■ Do this
Return every row below word for word, keeping each line as it is, but leave the pictures out.

** Begin Records shown **

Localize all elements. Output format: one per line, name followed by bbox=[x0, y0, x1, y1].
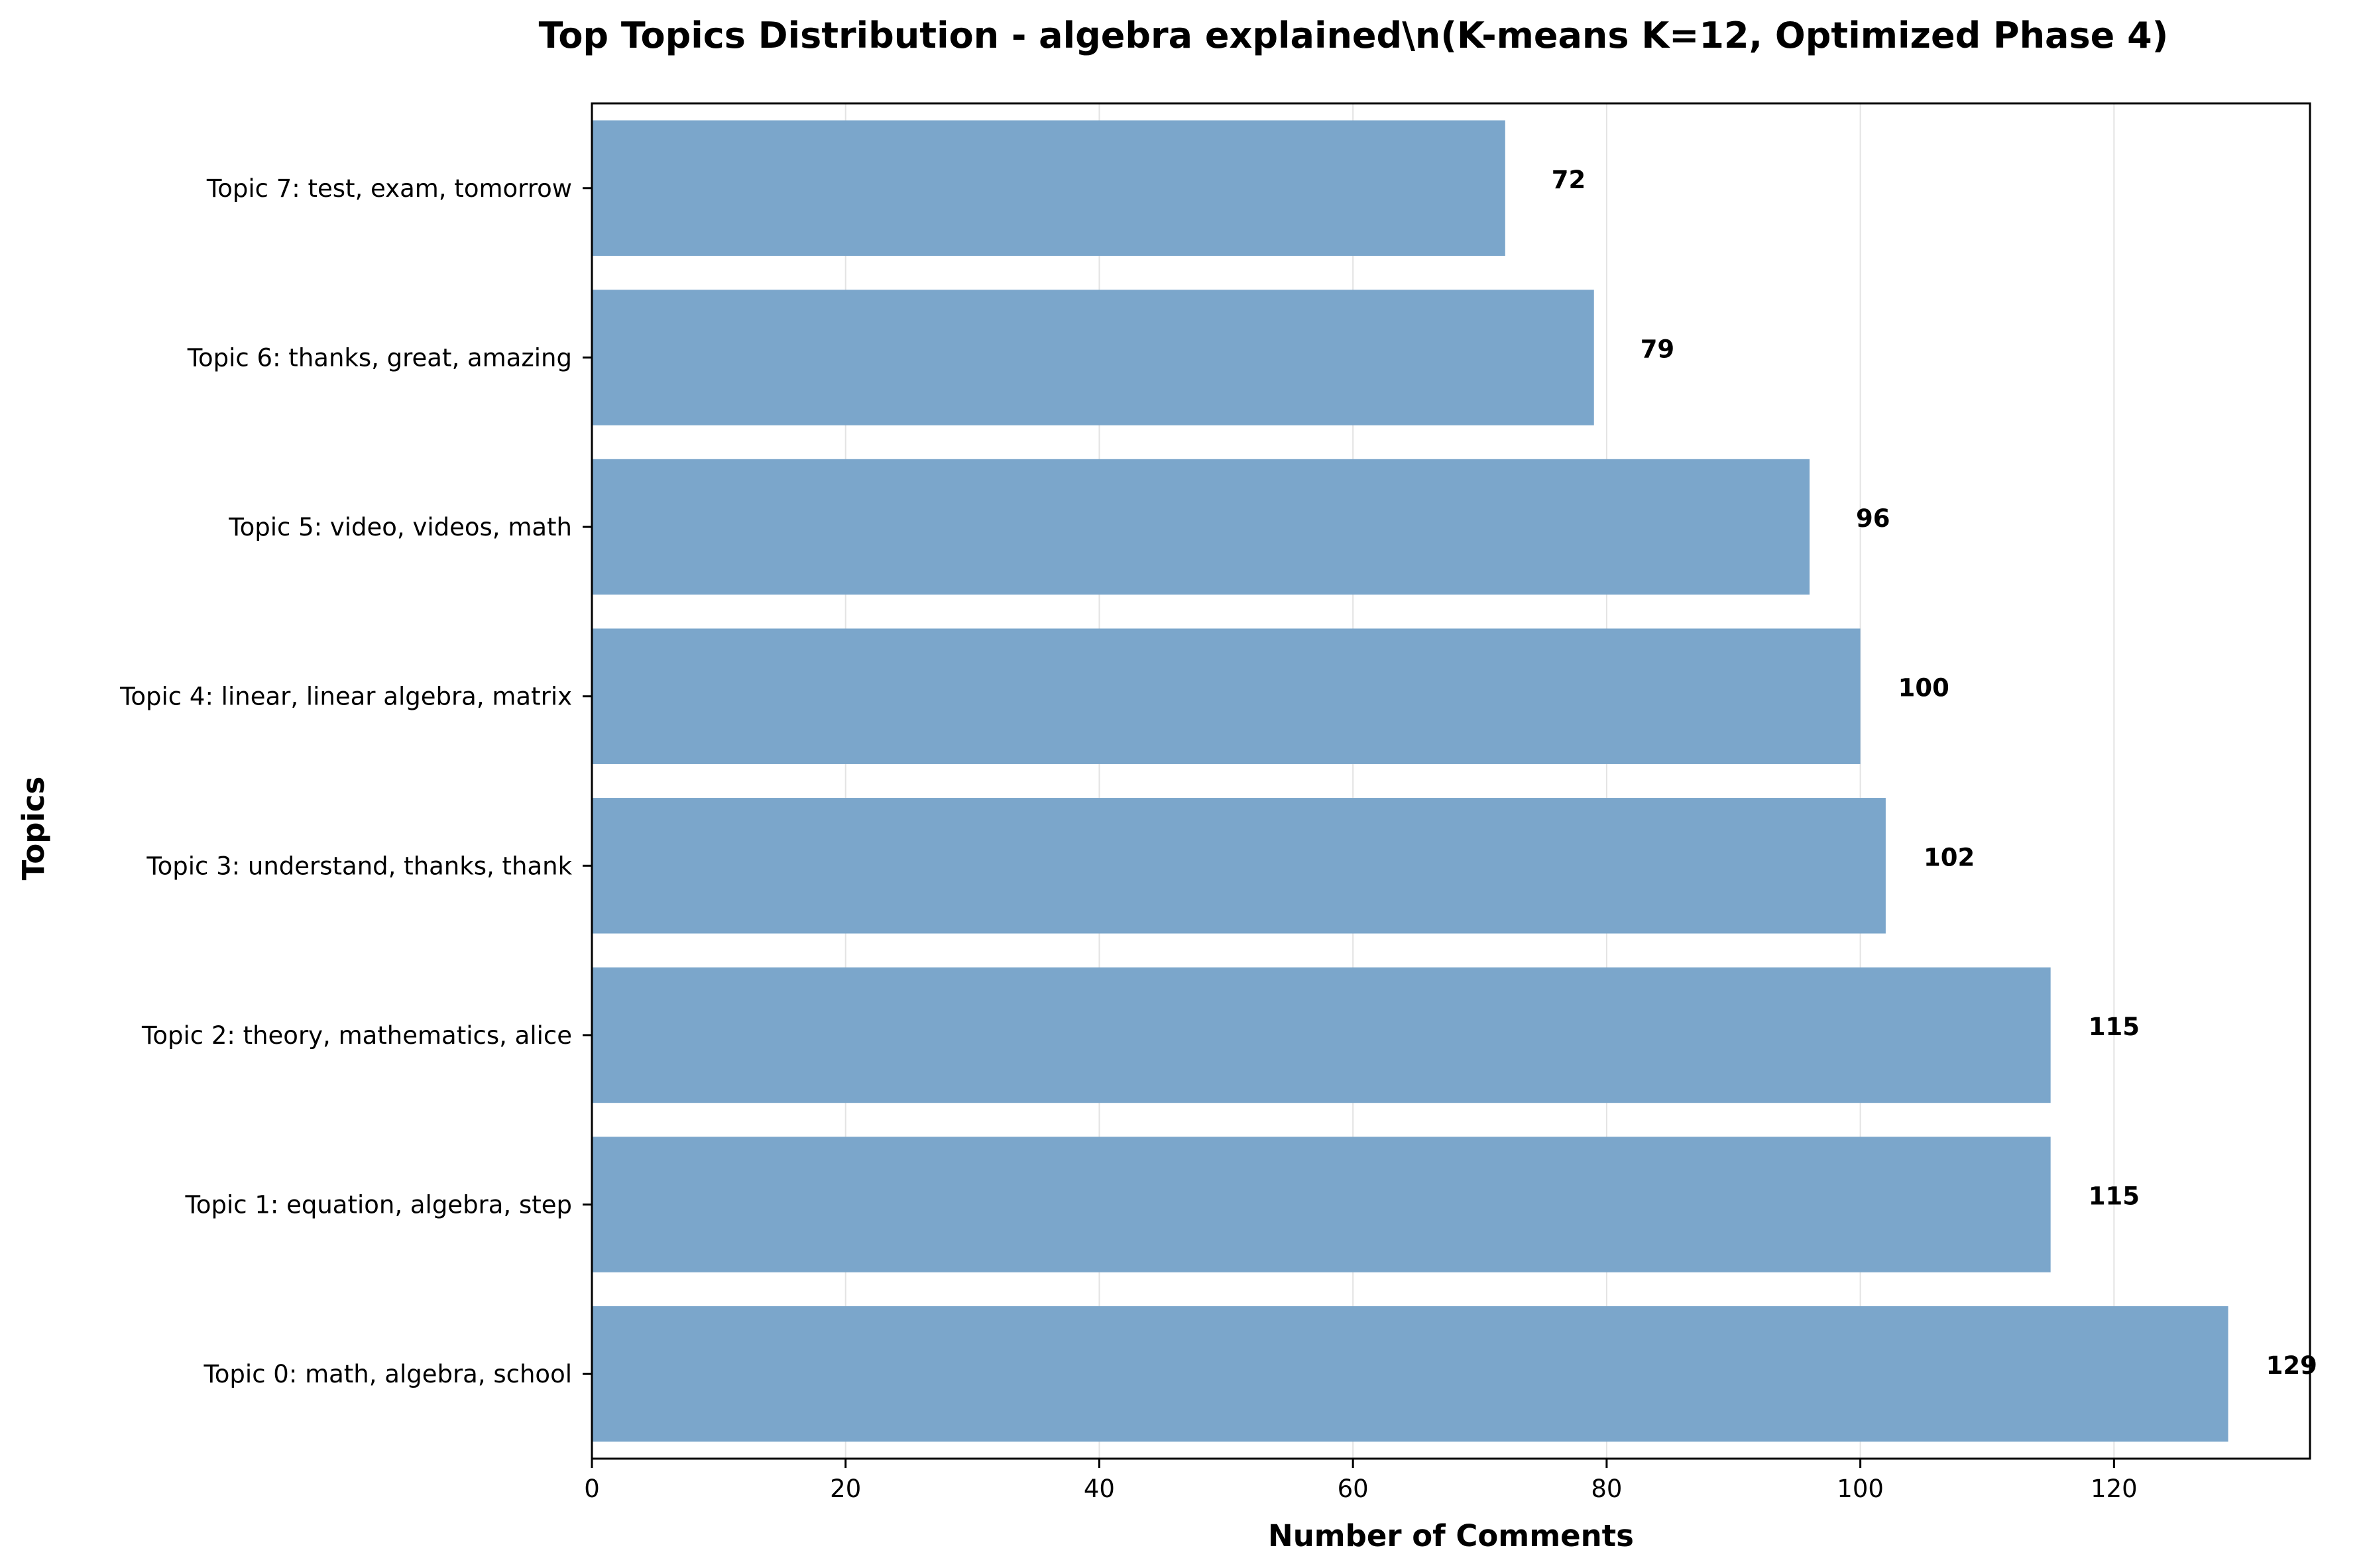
value-label: 100 bbox=[1898, 674, 1949, 702]
y-axis-label: Topics bbox=[16, 777, 51, 881]
bar bbox=[592, 798, 1886, 934]
bar bbox=[592, 459, 1810, 595]
y-tick-label: Topic 6: thanks, great, amazing bbox=[187, 343, 572, 372]
bars bbox=[592, 120, 2228, 1442]
x-tick-label: 20 bbox=[830, 1475, 861, 1503]
value-label: 79 bbox=[1641, 335, 1675, 363]
x-tick-label: 80 bbox=[1591, 1475, 1622, 1503]
plot-area-frame bbox=[591, 102, 2311, 1460]
value-label: 129 bbox=[2266, 1351, 2317, 1380]
value-label: 115 bbox=[2089, 1013, 2140, 1041]
bar bbox=[592, 120, 1505, 256]
y-tick-label: Topic 7: test, exam, tomorrow bbox=[206, 174, 572, 203]
x-tick-label: 100 bbox=[1837, 1475, 1884, 1503]
y-tick-label: Topic 3: understand, thanks, thank bbox=[146, 852, 572, 880]
y-tick-label: Topic 2: theory, mathematics, alice bbox=[141, 1021, 572, 1050]
bar bbox=[592, 290, 1594, 425]
y-tick-label: Topic 0: math, algebra, school bbox=[203, 1360, 572, 1388]
bar bbox=[592, 628, 1861, 764]
value-label: 115 bbox=[2089, 1182, 2140, 1211]
x-axis-ticks: 0 20 40 60 80 100 120 bbox=[584, 1459, 2138, 1503]
x-tick-label: 0 bbox=[584, 1475, 600, 1503]
x-axis-label: Number of Comments bbox=[1268, 1518, 1634, 1553]
bar bbox=[592, 1306, 2228, 1442]
value-label: 102 bbox=[1924, 843, 1975, 871]
x-tick-label: 120 bbox=[2091, 1475, 2138, 1503]
x-tick-label: 60 bbox=[1338, 1475, 1369, 1503]
value-labels: 129 115 115 102 100 96 79 72 bbox=[1552, 166, 2317, 1380]
bar bbox=[592, 1137, 2051, 1272]
y-tick-label: Topic 5: video, videos, math bbox=[228, 513, 572, 541]
y-tick-label: Topic 1: equation, algebra, step bbox=[185, 1191, 573, 1219]
chart-title: Top Topics Distribution - algebra explai… bbox=[539, 15, 2169, 56]
bar bbox=[592, 967, 2051, 1103]
value-label: 96 bbox=[1856, 504, 1890, 533]
y-tick-label: Topic 4: linear, linear algebra, matrix bbox=[119, 683, 572, 711]
x-tick-label: 40 bbox=[1084, 1475, 1115, 1503]
y-axis-ticks: Topic 0: math, algebra, school Topic 1: e… bbox=[119, 174, 592, 1388]
value-label: 72 bbox=[1552, 166, 1586, 194]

** End Records shown **

■ Task output
Localize all elements. Output format: one per line, name followed by bbox=[x0, y0, x1, y1].
value-label: 100 bbox=[1898, 674, 1949, 702]
y-axis-label: Topics bbox=[16, 777, 51, 881]
bar bbox=[592, 798, 1886, 934]
bar bbox=[592, 459, 1810, 595]
y-tick-label: Topic 6: thanks, great, amazing bbox=[187, 343, 572, 372]
bars bbox=[592, 120, 2228, 1442]
x-tick-label: 20 bbox=[830, 1475, 861, 1503]
value-label: 79 bbox=[1641, 335, 1675, 363]
x-tick-label: 80 bbox=[1591, 1475, 1622, 1503]
plot-area-frame bbox=[591, 102, 2311, 1460]
value-label: 129 bbox=[2266, 1351, 2317, 1380]
value-label: 115 bbox=[2089, 1013, 2140, 1041]
bar bbox=[592, 120, 1505, 256]
y-tick-label: Topic 7: test, exam, tomorrow bbox=[206, 174, 572, 203]
x-tick-label: 100 bbox=[1837, 1475, 1884, 1503]
y-tick-label: Topic 3: understand, thanks, thank bbox=[146, 852, 572, 880]
y-tick-label: Topic 2: theory, mathematics, alice bbox=[141, 1021, 572, 1050]
bar bbox=[592, 290, 1594, 425]
y-tick-label: Topic 0: math, algebra, school bbox=[203, 1360, 572, 1388]
bar bbox=[592, 628, 1861, 764]
value-label: 115 bbox=[2089, 1182, 2140, 1211]
x-axis-ticks: 0 20 40 60 80 100 120 bbox=[584, 1459, 2138, 1503]
x-tick-label: 0 bbox=[584, 1475, 600, 1503]
x-axis-label: Number of Comments bbox=[1268, 1518, 1634, 1553]
bar bbox=[592, 1306, 2228, 1442]
value-label: 102 bbox=[1924, 843, 1975, 871]
x-tick-label: 120 bbox=[2091, 1475, 2138, 1503]
x-tick-label: 60 bbox=[1338, 1475, 1369, 1503]
value-labels: 129 115 115 102 100 96 79 72 bbox=[1552, 166, 2317, 1380]
bar bbox=[592, 1137, 2051, 1272]
y-tick-label: Topic 5: video, videos, math bbox=[228, 513, 572, 541]
y-tick-label: Topic 1: equation, algebra, step bbox=[185, 1191, 573, 1219]
chart-title: Top Topics Distribution - algebra explai… bbox=[539, 15, 2169, 56]
bar bbox=[592, 967, 2051, 1103]
value-label: 96 bbox=[1856, 504, 1890, 533]
y-tick-label: Topic 4: linear, linear algebra, matrix bbox=[119, 683, 572, 711]
x-tick-label: 40 bbox=[1084, 1475, 1115, 1503]
y-axis-ticks: Topic 0: math, algebra, school Topic 1: e… bbox=[119, 174, 592, 1388]
value-label: 72 bbox=[1552, 166, 1586, 194]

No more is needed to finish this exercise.